» **Exercise description**: How many lines in the material contain the string "others"? Case counts. Reply with the number only.
==*==
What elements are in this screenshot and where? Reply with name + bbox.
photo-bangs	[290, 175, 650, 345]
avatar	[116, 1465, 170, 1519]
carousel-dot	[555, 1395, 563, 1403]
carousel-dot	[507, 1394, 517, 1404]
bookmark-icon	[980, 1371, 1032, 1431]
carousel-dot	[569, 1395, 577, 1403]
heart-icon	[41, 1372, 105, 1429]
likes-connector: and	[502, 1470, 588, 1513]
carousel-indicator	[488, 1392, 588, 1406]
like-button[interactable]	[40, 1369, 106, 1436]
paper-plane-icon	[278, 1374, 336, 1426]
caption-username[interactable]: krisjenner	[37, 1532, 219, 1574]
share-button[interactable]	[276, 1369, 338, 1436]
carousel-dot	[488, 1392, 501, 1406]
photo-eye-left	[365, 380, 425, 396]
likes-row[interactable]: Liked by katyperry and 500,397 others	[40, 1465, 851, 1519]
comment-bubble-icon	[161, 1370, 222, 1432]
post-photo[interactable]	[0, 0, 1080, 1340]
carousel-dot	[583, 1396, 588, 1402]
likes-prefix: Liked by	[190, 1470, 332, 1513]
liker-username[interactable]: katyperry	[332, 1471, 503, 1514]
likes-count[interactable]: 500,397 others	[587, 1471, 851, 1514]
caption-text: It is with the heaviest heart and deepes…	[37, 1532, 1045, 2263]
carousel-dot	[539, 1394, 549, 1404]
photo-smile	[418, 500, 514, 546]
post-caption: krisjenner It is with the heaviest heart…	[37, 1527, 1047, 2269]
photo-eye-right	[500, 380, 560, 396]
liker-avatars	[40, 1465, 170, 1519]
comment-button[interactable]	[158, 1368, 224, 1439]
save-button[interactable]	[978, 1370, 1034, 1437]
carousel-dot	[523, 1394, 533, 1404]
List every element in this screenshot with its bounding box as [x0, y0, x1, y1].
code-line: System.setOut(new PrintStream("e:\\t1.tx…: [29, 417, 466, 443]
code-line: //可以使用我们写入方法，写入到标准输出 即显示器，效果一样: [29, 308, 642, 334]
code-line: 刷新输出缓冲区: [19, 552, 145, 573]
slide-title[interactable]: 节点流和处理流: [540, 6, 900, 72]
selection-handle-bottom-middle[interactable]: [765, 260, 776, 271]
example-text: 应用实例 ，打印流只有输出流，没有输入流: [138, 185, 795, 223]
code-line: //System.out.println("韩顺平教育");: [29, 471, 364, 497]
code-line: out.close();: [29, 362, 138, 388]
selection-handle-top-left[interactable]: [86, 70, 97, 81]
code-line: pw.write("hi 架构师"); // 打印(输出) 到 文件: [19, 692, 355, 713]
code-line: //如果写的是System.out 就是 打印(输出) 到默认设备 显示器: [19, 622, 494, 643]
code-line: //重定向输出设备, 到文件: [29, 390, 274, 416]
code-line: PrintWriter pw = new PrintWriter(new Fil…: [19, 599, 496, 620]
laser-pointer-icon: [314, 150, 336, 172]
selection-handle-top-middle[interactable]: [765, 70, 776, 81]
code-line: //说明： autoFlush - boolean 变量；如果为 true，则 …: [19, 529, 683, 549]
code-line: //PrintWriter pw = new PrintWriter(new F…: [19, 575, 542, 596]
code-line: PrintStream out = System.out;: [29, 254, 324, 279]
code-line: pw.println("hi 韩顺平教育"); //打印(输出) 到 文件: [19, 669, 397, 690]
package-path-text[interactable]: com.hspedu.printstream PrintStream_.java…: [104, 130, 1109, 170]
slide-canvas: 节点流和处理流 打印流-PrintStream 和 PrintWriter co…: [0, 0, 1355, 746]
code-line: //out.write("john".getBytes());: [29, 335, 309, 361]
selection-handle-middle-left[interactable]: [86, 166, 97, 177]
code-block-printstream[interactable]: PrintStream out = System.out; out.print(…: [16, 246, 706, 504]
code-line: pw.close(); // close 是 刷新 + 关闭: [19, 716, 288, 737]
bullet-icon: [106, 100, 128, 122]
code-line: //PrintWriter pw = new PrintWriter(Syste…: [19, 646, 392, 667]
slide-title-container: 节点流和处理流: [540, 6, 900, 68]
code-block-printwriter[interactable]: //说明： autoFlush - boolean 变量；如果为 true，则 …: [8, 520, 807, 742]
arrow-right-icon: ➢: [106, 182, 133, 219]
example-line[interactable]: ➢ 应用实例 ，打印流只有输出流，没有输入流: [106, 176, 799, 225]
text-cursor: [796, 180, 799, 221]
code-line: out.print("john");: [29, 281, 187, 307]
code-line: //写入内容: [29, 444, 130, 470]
==*==
» **Response**: 2